> **Data extracted from a collection**:
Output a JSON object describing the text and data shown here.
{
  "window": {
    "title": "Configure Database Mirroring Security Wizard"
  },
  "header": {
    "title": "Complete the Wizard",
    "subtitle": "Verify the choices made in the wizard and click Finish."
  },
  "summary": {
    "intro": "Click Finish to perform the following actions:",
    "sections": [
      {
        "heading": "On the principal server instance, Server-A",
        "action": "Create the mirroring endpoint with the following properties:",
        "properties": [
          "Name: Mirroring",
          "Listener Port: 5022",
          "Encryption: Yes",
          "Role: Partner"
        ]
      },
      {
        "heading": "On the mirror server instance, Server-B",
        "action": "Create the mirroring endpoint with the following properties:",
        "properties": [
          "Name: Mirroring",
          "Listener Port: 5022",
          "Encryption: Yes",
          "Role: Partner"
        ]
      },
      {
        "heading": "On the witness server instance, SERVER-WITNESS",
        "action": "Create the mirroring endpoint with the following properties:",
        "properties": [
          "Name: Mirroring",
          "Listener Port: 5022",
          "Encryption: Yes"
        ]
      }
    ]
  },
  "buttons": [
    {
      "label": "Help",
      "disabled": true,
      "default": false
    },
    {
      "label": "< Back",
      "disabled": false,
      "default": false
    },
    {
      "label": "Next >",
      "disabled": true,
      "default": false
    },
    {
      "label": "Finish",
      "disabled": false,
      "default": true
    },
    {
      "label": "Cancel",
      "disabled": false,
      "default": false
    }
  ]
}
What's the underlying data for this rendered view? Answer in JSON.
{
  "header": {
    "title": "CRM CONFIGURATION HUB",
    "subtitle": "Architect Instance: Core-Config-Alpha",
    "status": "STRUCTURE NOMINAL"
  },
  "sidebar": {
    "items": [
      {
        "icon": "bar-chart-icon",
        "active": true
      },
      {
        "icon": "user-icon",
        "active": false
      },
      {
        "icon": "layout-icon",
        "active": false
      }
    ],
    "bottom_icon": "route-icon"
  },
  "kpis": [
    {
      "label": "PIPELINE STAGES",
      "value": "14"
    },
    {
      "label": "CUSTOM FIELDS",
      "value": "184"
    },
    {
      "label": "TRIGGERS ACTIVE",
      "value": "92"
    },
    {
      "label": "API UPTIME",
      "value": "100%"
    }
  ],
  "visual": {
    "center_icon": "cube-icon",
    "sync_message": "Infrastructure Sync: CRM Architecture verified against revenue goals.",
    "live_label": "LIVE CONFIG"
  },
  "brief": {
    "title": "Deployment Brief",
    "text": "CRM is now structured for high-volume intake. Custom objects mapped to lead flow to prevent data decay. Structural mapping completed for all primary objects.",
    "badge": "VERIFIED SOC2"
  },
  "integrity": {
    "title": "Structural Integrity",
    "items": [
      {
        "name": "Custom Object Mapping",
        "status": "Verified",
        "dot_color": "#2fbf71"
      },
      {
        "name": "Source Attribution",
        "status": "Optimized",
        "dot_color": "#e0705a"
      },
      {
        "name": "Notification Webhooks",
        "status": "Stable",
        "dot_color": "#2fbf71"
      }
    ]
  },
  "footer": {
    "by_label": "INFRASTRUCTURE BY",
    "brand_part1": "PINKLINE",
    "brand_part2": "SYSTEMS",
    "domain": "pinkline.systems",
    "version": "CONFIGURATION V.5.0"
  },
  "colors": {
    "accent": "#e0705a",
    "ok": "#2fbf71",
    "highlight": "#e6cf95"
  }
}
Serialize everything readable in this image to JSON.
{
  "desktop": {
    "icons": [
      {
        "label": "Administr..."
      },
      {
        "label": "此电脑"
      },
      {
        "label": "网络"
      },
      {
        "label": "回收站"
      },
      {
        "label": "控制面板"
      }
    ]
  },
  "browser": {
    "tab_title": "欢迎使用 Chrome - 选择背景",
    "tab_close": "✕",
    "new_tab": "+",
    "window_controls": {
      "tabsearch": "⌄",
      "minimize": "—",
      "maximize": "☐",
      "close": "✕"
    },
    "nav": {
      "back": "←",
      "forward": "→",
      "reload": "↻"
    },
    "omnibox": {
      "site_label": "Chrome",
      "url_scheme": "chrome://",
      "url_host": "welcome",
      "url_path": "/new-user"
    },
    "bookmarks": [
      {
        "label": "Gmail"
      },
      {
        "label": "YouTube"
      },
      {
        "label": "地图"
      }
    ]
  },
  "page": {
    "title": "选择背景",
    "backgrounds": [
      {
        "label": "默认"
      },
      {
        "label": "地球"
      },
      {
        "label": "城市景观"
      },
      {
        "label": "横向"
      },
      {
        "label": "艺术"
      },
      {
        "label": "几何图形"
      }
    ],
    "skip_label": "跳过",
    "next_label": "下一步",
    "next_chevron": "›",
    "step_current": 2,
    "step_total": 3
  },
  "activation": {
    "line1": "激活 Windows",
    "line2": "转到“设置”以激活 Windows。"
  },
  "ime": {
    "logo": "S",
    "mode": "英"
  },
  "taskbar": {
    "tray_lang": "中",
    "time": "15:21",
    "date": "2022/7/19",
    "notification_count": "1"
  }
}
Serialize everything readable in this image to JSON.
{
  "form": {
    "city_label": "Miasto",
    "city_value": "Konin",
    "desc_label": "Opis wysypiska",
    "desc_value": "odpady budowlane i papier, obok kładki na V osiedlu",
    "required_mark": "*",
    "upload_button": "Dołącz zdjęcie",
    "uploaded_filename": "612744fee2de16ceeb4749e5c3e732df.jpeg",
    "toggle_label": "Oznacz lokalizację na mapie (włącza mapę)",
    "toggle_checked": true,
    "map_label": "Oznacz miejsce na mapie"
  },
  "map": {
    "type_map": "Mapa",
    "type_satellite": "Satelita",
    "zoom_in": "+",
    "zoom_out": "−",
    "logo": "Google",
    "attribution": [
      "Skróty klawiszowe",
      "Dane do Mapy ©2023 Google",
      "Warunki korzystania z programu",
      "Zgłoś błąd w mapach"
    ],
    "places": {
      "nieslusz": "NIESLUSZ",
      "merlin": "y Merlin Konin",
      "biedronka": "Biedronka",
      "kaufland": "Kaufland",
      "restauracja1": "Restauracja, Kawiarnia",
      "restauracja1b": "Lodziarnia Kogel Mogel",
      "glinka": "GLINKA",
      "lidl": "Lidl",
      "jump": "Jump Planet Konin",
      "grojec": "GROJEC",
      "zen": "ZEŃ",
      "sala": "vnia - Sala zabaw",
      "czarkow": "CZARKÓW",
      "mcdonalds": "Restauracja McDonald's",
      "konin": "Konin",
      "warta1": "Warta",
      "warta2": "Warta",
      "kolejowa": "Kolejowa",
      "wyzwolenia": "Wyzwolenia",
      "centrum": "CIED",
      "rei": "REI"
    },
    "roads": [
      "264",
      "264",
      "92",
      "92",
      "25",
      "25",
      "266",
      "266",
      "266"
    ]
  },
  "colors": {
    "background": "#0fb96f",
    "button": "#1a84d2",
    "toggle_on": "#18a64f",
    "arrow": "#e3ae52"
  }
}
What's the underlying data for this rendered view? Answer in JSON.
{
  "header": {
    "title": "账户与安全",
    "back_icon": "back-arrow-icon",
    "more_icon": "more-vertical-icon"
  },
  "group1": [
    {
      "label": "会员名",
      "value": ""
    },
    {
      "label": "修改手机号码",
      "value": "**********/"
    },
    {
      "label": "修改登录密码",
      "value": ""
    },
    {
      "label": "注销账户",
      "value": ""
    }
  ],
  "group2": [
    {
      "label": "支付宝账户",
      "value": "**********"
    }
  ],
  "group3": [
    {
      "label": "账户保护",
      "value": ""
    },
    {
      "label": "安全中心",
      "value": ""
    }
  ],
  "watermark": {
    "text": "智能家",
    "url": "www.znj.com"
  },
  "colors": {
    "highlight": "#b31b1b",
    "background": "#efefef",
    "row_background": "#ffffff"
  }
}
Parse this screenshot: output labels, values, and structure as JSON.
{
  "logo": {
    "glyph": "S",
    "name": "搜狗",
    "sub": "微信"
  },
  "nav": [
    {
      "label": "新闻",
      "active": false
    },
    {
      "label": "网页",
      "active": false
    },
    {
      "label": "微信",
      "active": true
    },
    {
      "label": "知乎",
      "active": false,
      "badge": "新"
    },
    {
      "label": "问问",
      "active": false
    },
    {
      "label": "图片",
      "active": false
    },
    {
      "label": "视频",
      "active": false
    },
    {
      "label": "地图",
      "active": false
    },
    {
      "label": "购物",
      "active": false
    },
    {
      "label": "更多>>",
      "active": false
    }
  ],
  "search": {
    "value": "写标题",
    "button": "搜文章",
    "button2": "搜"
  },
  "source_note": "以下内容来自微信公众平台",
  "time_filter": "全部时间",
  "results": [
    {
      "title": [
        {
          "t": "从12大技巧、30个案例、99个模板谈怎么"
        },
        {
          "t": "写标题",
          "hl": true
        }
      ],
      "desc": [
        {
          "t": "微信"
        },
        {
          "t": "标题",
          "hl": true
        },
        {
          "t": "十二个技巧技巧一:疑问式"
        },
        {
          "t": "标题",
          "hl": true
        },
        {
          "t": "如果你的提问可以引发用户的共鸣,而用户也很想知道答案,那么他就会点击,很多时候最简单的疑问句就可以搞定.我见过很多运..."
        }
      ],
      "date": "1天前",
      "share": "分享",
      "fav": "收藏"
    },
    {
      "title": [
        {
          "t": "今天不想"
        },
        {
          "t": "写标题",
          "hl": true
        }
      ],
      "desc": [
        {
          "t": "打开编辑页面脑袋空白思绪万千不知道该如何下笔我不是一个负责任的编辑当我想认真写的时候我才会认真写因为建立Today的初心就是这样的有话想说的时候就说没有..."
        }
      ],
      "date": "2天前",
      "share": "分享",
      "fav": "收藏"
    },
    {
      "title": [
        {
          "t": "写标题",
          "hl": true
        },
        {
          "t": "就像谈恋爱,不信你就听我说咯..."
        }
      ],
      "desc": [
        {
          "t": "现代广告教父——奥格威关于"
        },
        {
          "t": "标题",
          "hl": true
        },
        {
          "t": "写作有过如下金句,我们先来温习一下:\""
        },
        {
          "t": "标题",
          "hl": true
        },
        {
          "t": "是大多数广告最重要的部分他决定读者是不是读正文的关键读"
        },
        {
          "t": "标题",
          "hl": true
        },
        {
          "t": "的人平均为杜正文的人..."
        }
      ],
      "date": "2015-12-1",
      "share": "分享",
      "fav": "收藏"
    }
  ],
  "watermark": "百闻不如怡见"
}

> **WRITTEN REQUEST**: Pick out lines containing the word "mapie", each one as written.

> **ANSWER TO THIS EXERCISE**:
    "toggle_label": "Oznacz lokalizację na mapie (włącza mapę)",
    "map_label": "Oznacz miejsce na mapie"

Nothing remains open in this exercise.